Exercise task.
Scan the records for the string "date"; copy each line where it occurs.

Record set.
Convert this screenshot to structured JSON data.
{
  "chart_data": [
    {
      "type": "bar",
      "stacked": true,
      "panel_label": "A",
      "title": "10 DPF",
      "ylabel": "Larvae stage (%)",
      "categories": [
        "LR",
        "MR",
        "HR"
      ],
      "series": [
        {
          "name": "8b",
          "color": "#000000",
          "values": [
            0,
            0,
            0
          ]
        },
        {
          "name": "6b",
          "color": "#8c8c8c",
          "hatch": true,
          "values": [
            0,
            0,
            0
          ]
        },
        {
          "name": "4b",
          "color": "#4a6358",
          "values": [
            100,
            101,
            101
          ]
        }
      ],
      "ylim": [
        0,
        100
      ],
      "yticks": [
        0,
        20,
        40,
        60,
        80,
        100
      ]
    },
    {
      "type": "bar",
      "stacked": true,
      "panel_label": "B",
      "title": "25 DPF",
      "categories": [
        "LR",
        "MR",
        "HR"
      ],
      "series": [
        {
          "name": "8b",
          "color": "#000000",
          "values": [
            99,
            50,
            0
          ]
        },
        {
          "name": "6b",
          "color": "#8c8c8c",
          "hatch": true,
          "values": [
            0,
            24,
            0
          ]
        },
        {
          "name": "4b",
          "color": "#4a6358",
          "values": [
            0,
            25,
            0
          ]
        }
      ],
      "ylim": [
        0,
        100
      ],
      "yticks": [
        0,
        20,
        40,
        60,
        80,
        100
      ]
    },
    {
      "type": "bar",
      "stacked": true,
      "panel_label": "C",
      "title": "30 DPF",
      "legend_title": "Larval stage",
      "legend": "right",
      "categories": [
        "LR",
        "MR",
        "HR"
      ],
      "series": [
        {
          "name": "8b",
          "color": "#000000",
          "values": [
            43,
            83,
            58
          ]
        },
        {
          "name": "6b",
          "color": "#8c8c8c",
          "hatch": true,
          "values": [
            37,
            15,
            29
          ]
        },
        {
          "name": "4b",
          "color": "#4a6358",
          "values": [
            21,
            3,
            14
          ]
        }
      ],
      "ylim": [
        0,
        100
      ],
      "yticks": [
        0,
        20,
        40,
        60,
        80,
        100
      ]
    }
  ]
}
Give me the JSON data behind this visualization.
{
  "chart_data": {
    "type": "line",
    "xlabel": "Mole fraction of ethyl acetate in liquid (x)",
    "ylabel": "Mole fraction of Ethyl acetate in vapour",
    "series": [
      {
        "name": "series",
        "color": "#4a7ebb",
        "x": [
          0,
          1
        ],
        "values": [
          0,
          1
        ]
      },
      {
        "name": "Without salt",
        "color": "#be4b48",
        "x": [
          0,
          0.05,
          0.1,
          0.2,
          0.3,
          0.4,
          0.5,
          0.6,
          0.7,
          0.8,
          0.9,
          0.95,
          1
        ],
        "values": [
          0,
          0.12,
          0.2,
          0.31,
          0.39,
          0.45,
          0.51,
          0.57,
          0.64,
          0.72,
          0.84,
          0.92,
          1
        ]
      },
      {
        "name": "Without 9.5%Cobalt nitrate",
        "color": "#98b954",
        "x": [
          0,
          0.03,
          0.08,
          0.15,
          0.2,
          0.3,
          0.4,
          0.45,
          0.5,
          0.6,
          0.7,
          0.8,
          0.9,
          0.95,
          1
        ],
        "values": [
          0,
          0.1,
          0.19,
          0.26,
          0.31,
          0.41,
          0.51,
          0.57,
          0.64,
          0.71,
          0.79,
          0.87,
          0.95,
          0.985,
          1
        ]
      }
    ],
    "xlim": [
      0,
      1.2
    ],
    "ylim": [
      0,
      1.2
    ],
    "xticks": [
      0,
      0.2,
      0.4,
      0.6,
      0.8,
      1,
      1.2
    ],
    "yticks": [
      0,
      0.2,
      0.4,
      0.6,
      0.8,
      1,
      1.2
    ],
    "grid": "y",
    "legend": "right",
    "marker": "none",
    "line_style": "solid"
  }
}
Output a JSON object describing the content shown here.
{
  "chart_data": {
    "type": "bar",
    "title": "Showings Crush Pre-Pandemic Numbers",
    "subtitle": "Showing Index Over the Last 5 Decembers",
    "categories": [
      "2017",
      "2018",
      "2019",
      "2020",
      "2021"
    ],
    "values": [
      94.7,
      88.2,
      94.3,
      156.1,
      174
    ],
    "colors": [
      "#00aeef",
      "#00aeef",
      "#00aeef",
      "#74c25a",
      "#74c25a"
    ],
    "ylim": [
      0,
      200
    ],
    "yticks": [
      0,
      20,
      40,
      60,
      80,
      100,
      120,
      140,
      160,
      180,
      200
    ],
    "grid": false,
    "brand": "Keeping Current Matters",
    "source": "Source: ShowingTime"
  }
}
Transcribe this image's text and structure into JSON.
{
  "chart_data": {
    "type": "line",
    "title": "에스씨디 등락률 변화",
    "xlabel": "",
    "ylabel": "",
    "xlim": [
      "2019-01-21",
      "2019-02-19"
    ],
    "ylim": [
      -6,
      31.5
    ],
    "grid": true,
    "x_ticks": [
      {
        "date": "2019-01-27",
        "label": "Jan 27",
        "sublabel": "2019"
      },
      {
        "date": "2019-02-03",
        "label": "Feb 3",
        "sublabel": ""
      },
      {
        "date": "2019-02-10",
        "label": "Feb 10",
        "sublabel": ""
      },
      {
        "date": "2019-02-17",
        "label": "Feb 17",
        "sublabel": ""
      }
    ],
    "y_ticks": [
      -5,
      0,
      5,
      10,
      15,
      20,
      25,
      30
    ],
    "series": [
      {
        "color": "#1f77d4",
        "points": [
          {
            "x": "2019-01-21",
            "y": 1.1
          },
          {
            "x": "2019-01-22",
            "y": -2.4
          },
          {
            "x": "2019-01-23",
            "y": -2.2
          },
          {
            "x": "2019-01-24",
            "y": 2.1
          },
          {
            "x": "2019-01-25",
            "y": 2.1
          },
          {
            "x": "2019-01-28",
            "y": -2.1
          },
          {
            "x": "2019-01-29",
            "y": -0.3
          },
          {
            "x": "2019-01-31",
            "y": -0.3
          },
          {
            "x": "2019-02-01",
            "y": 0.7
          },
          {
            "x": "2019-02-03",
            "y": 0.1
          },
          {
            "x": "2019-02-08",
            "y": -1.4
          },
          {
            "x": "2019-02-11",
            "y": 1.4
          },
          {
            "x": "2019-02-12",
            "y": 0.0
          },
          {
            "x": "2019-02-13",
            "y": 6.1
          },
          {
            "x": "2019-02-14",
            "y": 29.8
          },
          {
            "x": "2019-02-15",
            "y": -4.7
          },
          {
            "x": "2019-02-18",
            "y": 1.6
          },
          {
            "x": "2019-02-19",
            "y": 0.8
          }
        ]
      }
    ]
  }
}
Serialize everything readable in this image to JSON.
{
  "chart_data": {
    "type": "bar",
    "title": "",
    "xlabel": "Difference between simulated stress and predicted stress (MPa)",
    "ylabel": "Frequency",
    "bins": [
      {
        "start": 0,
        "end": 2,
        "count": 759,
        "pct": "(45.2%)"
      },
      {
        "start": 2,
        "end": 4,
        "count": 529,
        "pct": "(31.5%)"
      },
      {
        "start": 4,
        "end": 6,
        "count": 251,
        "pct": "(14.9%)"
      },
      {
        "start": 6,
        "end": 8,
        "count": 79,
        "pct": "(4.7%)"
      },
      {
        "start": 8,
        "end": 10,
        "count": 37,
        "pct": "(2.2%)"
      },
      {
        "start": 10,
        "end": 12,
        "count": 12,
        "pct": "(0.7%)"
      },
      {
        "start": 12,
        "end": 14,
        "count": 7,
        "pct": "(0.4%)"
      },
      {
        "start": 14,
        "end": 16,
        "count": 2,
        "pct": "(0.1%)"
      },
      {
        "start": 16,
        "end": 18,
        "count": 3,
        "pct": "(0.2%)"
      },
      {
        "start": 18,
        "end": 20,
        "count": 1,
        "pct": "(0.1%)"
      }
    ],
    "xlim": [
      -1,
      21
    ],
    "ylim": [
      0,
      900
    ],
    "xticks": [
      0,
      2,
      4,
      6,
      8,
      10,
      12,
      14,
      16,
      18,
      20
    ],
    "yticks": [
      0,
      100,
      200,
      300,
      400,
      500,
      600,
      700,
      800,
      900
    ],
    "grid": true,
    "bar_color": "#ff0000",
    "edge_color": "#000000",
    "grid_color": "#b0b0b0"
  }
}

Final result.
        "date": "2019-01-27",
        "date": "2019-02-03",
        "date": "2019-02-10",
        "date": "2019-02-17",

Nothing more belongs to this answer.